# Prompt:
Copy each entry as it stands, leaving nothing out.

[START Supplied records]

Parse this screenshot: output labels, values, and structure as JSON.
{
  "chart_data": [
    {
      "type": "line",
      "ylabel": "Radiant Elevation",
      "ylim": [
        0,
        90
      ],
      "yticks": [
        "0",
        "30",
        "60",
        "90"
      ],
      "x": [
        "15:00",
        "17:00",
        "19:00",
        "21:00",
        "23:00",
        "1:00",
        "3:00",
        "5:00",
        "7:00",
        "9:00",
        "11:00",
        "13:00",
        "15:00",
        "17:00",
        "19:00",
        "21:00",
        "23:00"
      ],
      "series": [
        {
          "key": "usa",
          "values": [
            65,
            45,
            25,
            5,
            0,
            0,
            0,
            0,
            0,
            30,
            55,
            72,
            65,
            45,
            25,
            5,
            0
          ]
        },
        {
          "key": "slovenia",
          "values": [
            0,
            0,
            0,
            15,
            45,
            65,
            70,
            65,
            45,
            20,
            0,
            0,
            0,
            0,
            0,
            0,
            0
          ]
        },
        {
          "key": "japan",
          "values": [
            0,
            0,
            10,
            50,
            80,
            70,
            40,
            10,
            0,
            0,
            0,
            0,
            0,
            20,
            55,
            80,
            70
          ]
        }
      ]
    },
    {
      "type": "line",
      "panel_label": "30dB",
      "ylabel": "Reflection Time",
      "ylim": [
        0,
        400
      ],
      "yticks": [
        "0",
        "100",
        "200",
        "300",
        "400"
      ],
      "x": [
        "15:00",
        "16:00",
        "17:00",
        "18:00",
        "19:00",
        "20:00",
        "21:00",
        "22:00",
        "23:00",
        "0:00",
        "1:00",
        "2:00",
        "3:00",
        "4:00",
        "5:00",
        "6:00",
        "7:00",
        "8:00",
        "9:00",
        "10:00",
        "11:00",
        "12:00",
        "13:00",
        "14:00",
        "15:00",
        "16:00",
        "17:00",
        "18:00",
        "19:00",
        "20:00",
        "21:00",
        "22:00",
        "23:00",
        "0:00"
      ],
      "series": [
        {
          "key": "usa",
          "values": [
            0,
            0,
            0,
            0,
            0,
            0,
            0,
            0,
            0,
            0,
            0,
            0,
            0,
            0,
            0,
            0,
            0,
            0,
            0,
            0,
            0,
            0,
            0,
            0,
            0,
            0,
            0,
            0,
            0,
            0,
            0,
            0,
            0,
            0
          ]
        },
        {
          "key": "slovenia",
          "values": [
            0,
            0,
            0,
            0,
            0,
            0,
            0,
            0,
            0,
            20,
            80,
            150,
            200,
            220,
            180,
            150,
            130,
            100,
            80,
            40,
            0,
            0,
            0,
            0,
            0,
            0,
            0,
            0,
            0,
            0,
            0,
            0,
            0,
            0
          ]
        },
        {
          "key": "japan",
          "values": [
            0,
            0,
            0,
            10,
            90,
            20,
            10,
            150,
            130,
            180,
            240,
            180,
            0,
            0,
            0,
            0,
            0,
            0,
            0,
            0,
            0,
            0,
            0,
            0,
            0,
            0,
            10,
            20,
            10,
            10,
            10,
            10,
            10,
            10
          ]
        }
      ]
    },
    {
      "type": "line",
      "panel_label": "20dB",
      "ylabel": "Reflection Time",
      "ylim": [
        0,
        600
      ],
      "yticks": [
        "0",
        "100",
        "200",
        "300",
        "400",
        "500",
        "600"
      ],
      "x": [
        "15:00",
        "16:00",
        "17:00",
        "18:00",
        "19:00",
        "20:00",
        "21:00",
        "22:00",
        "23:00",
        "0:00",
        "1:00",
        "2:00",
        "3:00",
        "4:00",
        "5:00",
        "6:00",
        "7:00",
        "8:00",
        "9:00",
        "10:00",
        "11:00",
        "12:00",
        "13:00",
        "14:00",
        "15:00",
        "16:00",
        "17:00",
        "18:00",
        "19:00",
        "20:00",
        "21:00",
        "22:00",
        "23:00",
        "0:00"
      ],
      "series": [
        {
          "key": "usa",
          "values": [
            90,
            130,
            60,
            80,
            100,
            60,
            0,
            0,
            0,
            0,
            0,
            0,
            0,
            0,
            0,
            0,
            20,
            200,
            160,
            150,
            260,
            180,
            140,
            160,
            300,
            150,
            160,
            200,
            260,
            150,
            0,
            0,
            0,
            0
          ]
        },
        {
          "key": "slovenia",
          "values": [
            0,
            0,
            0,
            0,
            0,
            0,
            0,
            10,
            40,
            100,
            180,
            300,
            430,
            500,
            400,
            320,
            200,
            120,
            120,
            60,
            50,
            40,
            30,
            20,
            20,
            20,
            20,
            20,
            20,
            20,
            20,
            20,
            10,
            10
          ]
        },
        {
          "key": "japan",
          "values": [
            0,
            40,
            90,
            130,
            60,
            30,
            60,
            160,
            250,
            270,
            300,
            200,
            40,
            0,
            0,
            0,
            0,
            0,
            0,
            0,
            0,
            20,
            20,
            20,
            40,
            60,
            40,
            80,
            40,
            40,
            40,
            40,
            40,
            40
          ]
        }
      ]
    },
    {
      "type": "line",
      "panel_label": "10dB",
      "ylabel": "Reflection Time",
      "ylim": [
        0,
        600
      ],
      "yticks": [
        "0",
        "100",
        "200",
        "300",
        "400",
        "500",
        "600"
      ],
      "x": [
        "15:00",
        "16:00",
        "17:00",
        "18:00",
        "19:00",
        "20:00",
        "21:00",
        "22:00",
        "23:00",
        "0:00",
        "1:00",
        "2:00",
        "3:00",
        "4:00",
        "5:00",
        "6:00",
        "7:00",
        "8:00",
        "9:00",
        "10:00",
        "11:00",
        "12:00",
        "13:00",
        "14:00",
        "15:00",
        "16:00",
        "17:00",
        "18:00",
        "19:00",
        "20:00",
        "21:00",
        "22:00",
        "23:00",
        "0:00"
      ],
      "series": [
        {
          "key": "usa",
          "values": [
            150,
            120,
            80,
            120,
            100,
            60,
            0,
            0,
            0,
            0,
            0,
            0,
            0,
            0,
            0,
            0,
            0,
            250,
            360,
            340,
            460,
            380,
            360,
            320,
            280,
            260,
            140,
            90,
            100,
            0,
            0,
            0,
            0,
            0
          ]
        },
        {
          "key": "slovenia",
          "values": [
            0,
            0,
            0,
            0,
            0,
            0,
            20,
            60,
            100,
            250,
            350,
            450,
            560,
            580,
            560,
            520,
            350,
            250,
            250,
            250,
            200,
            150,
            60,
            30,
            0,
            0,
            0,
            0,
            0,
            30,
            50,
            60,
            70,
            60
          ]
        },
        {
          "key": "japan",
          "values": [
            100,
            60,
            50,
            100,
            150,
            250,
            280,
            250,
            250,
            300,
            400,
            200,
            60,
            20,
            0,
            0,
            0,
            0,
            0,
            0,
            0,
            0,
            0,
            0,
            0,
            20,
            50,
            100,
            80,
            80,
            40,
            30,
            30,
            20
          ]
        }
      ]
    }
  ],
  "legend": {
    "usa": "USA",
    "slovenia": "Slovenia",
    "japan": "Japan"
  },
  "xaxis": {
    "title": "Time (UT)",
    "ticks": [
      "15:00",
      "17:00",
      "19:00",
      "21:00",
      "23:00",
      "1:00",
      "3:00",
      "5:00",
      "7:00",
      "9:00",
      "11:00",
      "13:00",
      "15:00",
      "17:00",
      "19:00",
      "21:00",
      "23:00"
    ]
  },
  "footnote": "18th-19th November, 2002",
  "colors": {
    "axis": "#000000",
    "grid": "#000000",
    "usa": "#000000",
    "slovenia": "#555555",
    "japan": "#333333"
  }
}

[END Supplied records]

# Expected output:
Parse this screenshot: output labels, values, and structure as JSON.
{
  "chart_data": [
    {
      "type": "line",
      "ylabel": "Radiant Elevation",
      "ylim": [
        0,
        90
      ],
      "yticks": [
        "0",
        "30",
        "60",
        "90"
      ],
      "x": [
        "15:00",
        "17:00",
        "19:00",
        "21:00",
        "23:00",
        "1:00",
        "3:00",
        "5:00",
        "7:00",
        "9:00",
        "11:00",
        "13:00",
        "15:00",
        "17:00",
        "19:00",
        "21:00",
        "23:00"
      ],
      "series": [
        {
          "key": "usa",
          "values": [
            65,
            45,
            25,
            5,
            0,
            0,
            0,
            0,
            0,
            30,
            55,
            72,
            65,
            45,
            25,
            5,
            0
          ]
        },
        {
          "key": "slovenia",
          "values": [
            0,
            0,
            0,
            15,
            45,
            65,
            70,
            65,
            45,
            20,
            0,
            0,
            0,
            0,
            0,
            0,
            0
          ]
        },
        {
          "key": "japan",
          "values": [
            0,
            0,
            10,
            50,
            80,
            70,
            40,
            10,
            0,
            0,
            0,
            0,
            0,
            20,
            55,
            80,
            70
          ]
        }
      ]
    },
    {
      "type": "line",
      "panel_label": "30dB",
      "ylabel": "Reflection Time",
      "ylim": [
        0,
        400
      ],
      "yticks": [
        "0",
        "100",
        "200",
        "300",
        "400"
      ],
      "x": [
        "15:00",
        "16:00",
        "17:00",
        "18:00",
        "19:00",
        "20:00",
        "21:00",
        "22:00",
        "23:00",
        "0:00",
        "1:00",
        "2:00",
        "3:00",
        "4:00",
        "5:00",
        "6:00",
        "7:00",
        "8:00",
        "9:00",
        "10:00",
        "11:00",
        "12:00",
        "13:00",
        "14:00",
        "15:00",
        "16:00",
        "17:00",
        "18:00",
        "19:00",
        "20:00",
        "21:00",
        "22:00",
        "23:00",
        "0:00"
      ],
      "series": [
        {
          "key": "usa",
          "values": [
            0,
            0,
            0,
            0,
            0,
            0,
            0,
            0,
            0,
            0,
            0,
            0,
            0,
            0,
            0,
            0,
            0,
            0,
            0,
            0,
            0,
            0,
            0,
            0,
            0,
            0,
            0,
            0,
            0,
            0,
            0,
            0,
            0,
            0
          ]
        },
        {
          "key": "slovenia",
          "values": [
            0,
            0,
            0,
            0,
            0,
            0,
            0,
            0,
            0,
            20,
            80,
            150,
            200,
            220,
            180,
            150,
            130,
            100,
            80,
            40,
            0,
            0,
            0,
            0,
            0,
            0,
            0,
            0,
            0,
            0,
            0,
            0,
            0,
            0
          ]
        },
        {
          "key": "japan",
          "values": [
            0,
            0,
            0,
            10,
            90,
            20,
            10,
            150,
            130,
            180,
            240,
            180,
            0,
            0,
            0,
            0,
            0,
            0,
            0,
            0,
            0,
            0,
            0,
            0,
            0,
            0,
            10,
            20,
            10,
            10,
            10,
            10,
            10,
            10
          ]
        }
      ]
    },
    {
      "type": "line",
      "panel_label": "20dB",
      "ylabel": "Reflection Time",
      "ylim": [
        0,
        600
      ],
      "yticks": [
        "0",
        "100",
        "200",
        "300",
        "400",
        "500",
        "600"
      ],
      "x": [
        "15:00",
        "16:00",
        "17:00",
        "18:00",
        "19:00",
        "20:00",
        "21:00",
        "22:00",
        "23:00",
        "0:00",
        "1:00",
        "2:00",
        "3:00",
        "4:00",
        "5:00",
        "6:00",
        "7:00",
        "8:00",
        "9:00",
        "10:00",
        "11:00",
        "12:00",
        "13:00",
        "14:00",
        "15:00",
        "16:00",
        "17:00",
        "18:00",
        "19:00",
        "20:00",
        "21:00",
        "22:00",
        "23:00",
        "0:00"
      ],
      "series": [
        {
          "key": "usa",
          "values": [
            90,
            130,
            60,
            80,
            100,
            60,
            0,
            0,
            0,
            0,
            0,
            0,
            0,
            0,
            0,
            0,
            20,
            200,
            160,
            150,
            260,
            180,
            140,
            160,
            300,
            150,
            160,
            200,
            260,
            150,
            0,
            0,
            0,
            0
          ]
        },
        {
          "key": "slovenia",
          "values": [
            0,
            0,
            0,
            0,
            0,
            0,
            0,
            10,
            40,
            100,
            180,
            300,
            430,
            500,
            400,
            320,
            200,
            120,
            120,
            60,
            50,
            40,
            30,
            20,
            20,
            20,
            20,
            20,
            20,
            20,
            20,
            20,
            10,
            10
          ]
        },
        {
          "key": "japan",
          "values": [
            0,
            40,
            90,
            130,
            60,
            30,
            60,
            160,
            250,
            270,
            300,
            200,
            40,
            0,
            0,
            0,
            0,
            0,
            0,
            0,
            0,
            20,
            20,
            20,
            40,
            60,
            40,
            80,
            40,
            40,
            40,
            40,
            40,
            40
          ]
        }
      ]
    },
    {
      "type": "line",
      "panel_label": "10dB",
      "ylabel": "Reflection Time",
      "ylim": [
        0,
        600
      ],
      "yticks": [
        "0",
        "100",
        "200",
        "300",
        "400",
        "500",
        "600"
      ],
      "x": [
        "15:00",
        "16:00",
        "17:00",
        "18:00",
        "19:00",
        "20:00",
        "21:00",
        "22:00",
        "23:00",
        "0:00",
        "1:00",
        "2:00",
        "3:00",
        "4:00",
        "5:00",
        "6:00",
        "7:00",
        "8:00",
        "9:00",
        "10:00",
        "11:00",
        "12:00",
        "13:00",
        "14:00",
        "15:00",
        "16:00",
        "17:00",
        "18:00",
        "19:00",
        "20:00",
        "21:00",
        "22:00",
        "23:00",
        "0:00"
      ],
      "series": [
        {
          "key": "usa",
          "values": [
            150,
            120,
            80,
            120,
            100,
            60,
            0,
            0,
            0,
            0,
            0,
            0,
            0,
            0,
            0,
            0,
            0,
            250,
            360,
            340,
            460,
            380,
            360,
            320,
            280,
            260,
            140,
            90,
            100,
            0,
            0,
            0,
            0,
            0
          ]
        },
        {
          "key": "slovenia",
          "values": [
            0,
            0,
            0,
            0,
            0,
            0,
            20,
            60,
            100,
            250,
            350,
            450,
            560,
            580,
            560,
            520,
            350,
            250,
            250,
            250,
            200,
            150,
            60,
            30,
            0,
            0,
            0,
            0,
            0,
            30,
            50,
            60,
            70,
            60
          ]
        },
        {
          "key": "japan",
          "values": [
            100,
            60,
            50,
            100,
            150,
            250,
            280,
            250,
            250,
            300,
            400,
            200,
            60,
            20,
            0,
            0,
            0,
            0,
            0,
            0,
            0,
            0,
            0,
            0,
            0,
            20,
            50,
            100,
            80,
            80,
            40,
            30,
            30,
            20
          ]
        }
      ]
    }
  ],
  "legend": {
    "usa": "USA",
    "slovenia": "Slovenia",
    "japan": "Japan"
  },
  "xaxis": {
    "title": "Time (UT)",
    "ticks": [
      "15:00",
      "17:00",
      "19:00",
      "21:00",
      "23:00",
      "1:00",
      "3:00",
      "5:00",
      "7:00",
      "9:00",
      "11:00",
      "13:00",
      "15:00",
      "17:00",
      "19:00",
      "21:00",
      "23:00"
    ]
  },
  "footnote": "18th-19th November, 2002",
  "colors": {
    "axis": "#000000",
    "grid": "#000000",
    "usa": "#000000",
    "slovenia": "#555555",
    "japan": "#333333"
  }
}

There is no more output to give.